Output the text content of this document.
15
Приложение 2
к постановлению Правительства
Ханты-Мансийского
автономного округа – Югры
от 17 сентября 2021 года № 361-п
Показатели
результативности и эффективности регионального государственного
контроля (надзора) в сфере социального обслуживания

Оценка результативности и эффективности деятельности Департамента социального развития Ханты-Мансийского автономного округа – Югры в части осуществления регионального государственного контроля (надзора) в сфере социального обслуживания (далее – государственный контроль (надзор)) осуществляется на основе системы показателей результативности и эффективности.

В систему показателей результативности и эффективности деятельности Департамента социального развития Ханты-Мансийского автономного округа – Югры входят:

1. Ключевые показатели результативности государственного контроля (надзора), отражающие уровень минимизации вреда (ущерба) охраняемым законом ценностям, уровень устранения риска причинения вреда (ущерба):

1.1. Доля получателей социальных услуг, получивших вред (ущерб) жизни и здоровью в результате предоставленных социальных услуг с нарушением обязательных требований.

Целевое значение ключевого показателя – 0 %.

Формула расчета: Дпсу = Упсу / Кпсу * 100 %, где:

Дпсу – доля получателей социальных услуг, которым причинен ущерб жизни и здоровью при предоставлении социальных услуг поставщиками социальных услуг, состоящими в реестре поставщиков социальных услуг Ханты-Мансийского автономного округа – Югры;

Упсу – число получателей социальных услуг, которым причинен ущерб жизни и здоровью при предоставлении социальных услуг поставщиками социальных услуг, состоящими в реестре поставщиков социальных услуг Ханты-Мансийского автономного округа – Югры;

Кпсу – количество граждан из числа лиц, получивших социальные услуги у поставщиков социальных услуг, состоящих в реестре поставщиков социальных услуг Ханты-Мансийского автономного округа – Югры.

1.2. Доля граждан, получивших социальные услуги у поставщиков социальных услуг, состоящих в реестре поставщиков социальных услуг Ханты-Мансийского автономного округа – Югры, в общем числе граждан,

Task brief: Quote the whole listing above, leaving nothing out.

Correct response:
Output the text content of this document.
15
Приложение 2
к постановлению Правительства
Ханты-Мансийского
автономного округа – Югры
от 17 сентября 2021 года № 361-п
Показатели
результативности и эффективности регионального государственного
контроля (надзора) в сфере социального обслуживания

Оценка результативности и эффективности деятельности Департамента социального развития Ханты-Мансийского автономного округа – Югры в части осуществления регионального государственного контроля (надзора) в сфере социального обслуживания (далее – государственный контроль (надзор)) осуществляется на основе системы показателей результативности и эффективности.

В систему показателей результативности и эффективности деятельности Департамента социального развития Ханты-Мансийского автономного округа – Югры входят:

1. Ключевые показатели результативности государственного контроля (надзора), отражающие уровень минимизации вреда (ущерба) охраняемым законом ценностям, уровень устранения риска причинения вреда (ущерба):

1.1. Доля получателей социальных услуг, получивших вред (ущерб) жизни и здоровью в результате предоставленных социальных услуг с нарушением обязательных требований.

Целевое значение ключевого показателя – 0 %.

Формула расчета: Дпсу = Упсу / Кпсу * 100 %, где:

Дпсу – доля получателей социальных услуг, которым причинен ущерб жизни и здоровью при предоставлении социальных услуг поставщиками социальных услуг, состоящими в реестре поставщиков социальных услуг Ханты-Мансийского автономного округа – Югры;

Упсу – число получателей социальных услуг, которым причинен ущерб жизни и здоровью при предоставлении социальных услуг поставщиками социальных услуг, состоящими в реестре поставщиков социальных услуг Ханты-Мансийского автономного округа – Югры;

Кпсу – количество граждан из числа лиц, получивших социальные услуги у поставщиков социальных услуг, состоящих в реестре поставщиков социальных услуг Ханты-Мансийского автономного округа – Югры.

1.2. Доля граждан, получивших социальные услуги у поставщиков социальных услуг, состоящих в реестре поставщиков социальных услуг Ханты-Мансийского автономного округа – Югры, в общем числе граждан,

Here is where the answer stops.